### Objective
Return the complete listing that follows, with each line reproduced exactly.

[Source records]

>>>

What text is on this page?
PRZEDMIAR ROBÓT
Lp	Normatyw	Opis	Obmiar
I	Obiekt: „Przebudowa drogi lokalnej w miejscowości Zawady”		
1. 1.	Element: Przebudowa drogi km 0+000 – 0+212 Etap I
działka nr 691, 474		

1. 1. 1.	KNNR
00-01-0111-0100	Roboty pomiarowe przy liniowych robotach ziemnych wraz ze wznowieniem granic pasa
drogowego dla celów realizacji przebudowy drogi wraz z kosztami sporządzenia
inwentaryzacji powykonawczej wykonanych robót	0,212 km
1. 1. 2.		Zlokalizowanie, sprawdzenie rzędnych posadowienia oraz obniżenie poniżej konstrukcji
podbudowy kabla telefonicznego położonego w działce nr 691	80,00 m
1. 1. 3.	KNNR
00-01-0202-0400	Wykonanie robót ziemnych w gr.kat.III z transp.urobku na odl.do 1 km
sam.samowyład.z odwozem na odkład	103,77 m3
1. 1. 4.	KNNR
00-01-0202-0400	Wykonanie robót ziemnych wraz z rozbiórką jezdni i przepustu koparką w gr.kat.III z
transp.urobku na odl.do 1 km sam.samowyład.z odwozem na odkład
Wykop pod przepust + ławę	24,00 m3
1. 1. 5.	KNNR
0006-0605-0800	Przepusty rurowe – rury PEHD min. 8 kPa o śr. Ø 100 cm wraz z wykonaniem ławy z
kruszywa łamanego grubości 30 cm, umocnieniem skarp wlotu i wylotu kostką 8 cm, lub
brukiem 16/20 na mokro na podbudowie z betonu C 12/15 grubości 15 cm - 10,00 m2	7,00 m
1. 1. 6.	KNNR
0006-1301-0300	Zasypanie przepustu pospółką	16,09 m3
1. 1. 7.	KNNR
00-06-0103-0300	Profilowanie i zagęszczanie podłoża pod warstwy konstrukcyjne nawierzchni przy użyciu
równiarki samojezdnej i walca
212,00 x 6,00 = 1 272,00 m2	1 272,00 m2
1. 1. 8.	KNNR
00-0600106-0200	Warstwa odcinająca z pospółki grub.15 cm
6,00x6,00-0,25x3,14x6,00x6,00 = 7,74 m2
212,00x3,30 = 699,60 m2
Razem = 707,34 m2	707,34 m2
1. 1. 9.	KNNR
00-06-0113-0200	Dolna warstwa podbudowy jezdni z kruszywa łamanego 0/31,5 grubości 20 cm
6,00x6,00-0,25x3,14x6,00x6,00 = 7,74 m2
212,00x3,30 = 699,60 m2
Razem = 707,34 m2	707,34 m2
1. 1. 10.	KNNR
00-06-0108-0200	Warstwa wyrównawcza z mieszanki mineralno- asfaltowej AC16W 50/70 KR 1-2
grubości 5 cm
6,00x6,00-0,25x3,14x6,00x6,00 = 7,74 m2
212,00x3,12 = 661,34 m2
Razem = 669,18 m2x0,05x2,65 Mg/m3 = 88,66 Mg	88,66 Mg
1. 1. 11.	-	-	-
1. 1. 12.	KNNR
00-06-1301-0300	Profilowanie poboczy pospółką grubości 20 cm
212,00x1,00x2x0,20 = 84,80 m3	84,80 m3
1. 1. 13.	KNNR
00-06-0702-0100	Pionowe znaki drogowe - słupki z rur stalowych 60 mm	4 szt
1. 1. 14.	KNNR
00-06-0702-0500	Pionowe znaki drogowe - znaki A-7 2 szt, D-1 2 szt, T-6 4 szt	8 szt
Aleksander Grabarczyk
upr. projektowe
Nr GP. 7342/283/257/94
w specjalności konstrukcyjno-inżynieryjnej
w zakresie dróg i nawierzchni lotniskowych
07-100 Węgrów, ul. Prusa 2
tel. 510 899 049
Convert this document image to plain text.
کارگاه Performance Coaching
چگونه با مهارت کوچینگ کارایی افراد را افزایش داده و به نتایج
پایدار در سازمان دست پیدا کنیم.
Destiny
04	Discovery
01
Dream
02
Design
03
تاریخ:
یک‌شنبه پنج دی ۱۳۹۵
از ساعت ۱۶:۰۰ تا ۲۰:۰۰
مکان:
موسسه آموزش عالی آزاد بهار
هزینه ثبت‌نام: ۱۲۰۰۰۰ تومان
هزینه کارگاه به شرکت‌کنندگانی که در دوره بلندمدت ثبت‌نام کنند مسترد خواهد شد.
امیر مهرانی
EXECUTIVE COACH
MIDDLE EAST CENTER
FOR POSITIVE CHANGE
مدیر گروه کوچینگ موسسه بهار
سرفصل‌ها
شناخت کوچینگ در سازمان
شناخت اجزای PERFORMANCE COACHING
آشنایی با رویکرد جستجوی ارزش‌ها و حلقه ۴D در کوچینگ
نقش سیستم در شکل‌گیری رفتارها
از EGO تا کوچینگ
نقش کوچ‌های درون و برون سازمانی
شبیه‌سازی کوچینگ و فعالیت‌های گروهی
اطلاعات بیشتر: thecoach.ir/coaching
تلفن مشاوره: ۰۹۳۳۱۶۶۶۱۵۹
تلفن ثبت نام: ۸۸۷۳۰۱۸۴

<<<

### Output for this task
What text is on this page?
PRZEDMIAR ROBÓT
Lp	Normatyw	Opis	Obmiar
I	Obiekt: „Przebudowa drogi lokalnej w miejscowości Zawady”		
1. 1.	Element: Przebudowa drogi km 0+000 – 0+212 Etap I
działka nr 691, 474		

1. 1. 1.	KNNR
00-01-0111-0100	Roboty pomiarowe przy liniowych robotach ziemnych wraz ze wznowieniem granic pasa
drogowego dla celów realizacji przebudowy drogi wraz z kosztami sporządzenia
inwentaryzacji powykonawczej wykonanych robót	0,212 km
1. 1. 2.		Zlokalizowanie, sprawdzenie rzędnych posadowienia oraz obniżenie poniżej konstrukcji
podbudowy kabla telefonicznego położonego w działce nr 691	80,00 m
1. 1. 3.	KNNR
00-01-0202-0400	Wykonanie robót ziemnych w gr.kat.III z transp.urobku na odl.do 1 km
sam.samowyład.z odwozem na odkład	103,77 m3
1. 1. 4.	KNNR
00-01-0202-0400	Wykonanie robót ziemnych wraz z rozbiórką jezdni i przepustu koparką w gr.kat.III z
transp.urobku na odl.do 1 km sam.samowyład.z odwozem na odkład
Wykop pod przepust + ławę	24,00 m3
1. 1. 5.	KNNR
0006-0605-0800	Przepusty rurowe – rury PEHD min. 8 kPa o śr. Ø 100 cm wraz z wykonaniem ławy z
kruszywa łamanego grubości 30 cm, umocnieniem skarp wlotu i wylotu kostką 8 cm, lub
brukiem 16/20 na mokro na podbudowie z betonu C 12/15 grubości 15 cm - 10,00 m2	7,00 m
1. 1. 6.	KNNR
0006-1301-0300	Zasypanie przepustu pospółką	16,09 m3
1. 1. 7.	KNNR
00-06-0103-0300	Profilowanie i zagęszczanie podłoża pod warstwy konstrukcyjne nawierzchni przy użyciu
równiarki samojezdnej i walca
212,00 x 6,00 = 1 272,00 m2	1 272,00 m2
1. 1. 8.	KNNR
00-0600106-0200	Warstwa odcinająca z pospółki grub.15 cm
6,00x6,00-0,25x3,14x6,00x6,00 = 7,74 m2
212,00x3,30 = 699,60 m2
Razem = 707,34 m2	707,34 m2
1. 1. 9.	KNNR
00-06-0113-0200	Dolna warstwa podbudowy jezdni z kruszywa łamanego 0/31,5 grubości 20 cm
6,00x6,00-0,25x3,14x6,00x6,00 = 7,74 m2
212,00x3,30 = 699,60 m2
Razem = 707,34 m2	707,34 m2
1. 1. 10.	KNNR
00-06-0108-0200	Warstwa wyrównawcza z mieszanki mineralno- asfaltowej AC16W 50/70 KR 1-2
grubości 5 cm
6,00x6,00-0,25x3,14x6,00x6,00 = 7,74 m2
212,00x3,12 = 661,34 m2
Razem = 669,18 m2x0,05x2,65 Mg/m3 = 88,66 Mg	88,66 Mg
1. 1. 11.	-	-	-
1. 1. 12.	KNNR
00-06-1301-0300	Profilowanie poboczy pospółką grubości 20 cm
212,00x1,00x2x0,20 = 84,80 m3	84,80 m3
1. 1. 13.	KNNR
00-06-0702-0100	Pionowe znaki drogowe - słupki z rur stalowych 60 mm	4 szt
1. 1. 14.	KNNR
00-06-0702-0500	Pionowe znaki drogowe - znaki A-7 2 szt, D-1 2 szt, T-6 4 szt	8 szt
Aleksander Grabarczyk
upr. projektowe
Nr GP. 7342/283/257/94
w specjalności konstrukcyjno-inżynieryjnej
w zakresie dróg i nawierzchni lotniskowych
07-100 Węgrów, ul. Prusa 2
tel. 510 899 049
Convert this document image to plain text.
کارگاه Performance Coaching
چگونه با مهارت کوچینگ کارایی افراد را افزایش داده و به نتایج
پایدار در سازمان دست پیدا کنیم.
Destiny
04	Discovery
01
Dream
02
Design
03
تاریخ:
یک‌شنبه پنج دی ۱۳۹۵
از ساعت ۱۶:۰۰ تا ۲۰:۰۰
مکان:
موسسه آموزش عالی آزاد بهار
هزینه ثبت‌نام: ۱۲۰۰۰۰ تومان
هزینه کارگاه به شرکت‌کنندگانی که در دوره بلندمدت ثبت‌نام کنند مسترد خواهد شد.
امیر مهرانی
EXECUTIVE COACH
MIDDLE EAST CENTER
FOR POSITIVE CHANGE
مدیر گروه کوچینگ موسسه بهار
سرفصل‌ها
شناخت کوچینگ در سازمان
شناخت اجزای PERFORMANCE COACHING
آشنایی با رویکرد جستجوی ارزش‌ها و حلقه ۴D در کوچینگ
نقش سیستم در شکل‌گیری رفتارها
از EGO تا کوچینگ
نقش کوچ‌های درون و برون سازمانی
شبیه‌سازی کوچینگ و فعالیت‌های گروهی
اطلاعات بیشتر: thecoach.ir/coaching
تلفن مشاوره: ۰۹۳۳۱۶۶۶۱۵۹
تلفن ثبت نام: ۸۸۷۳۰۱۸۴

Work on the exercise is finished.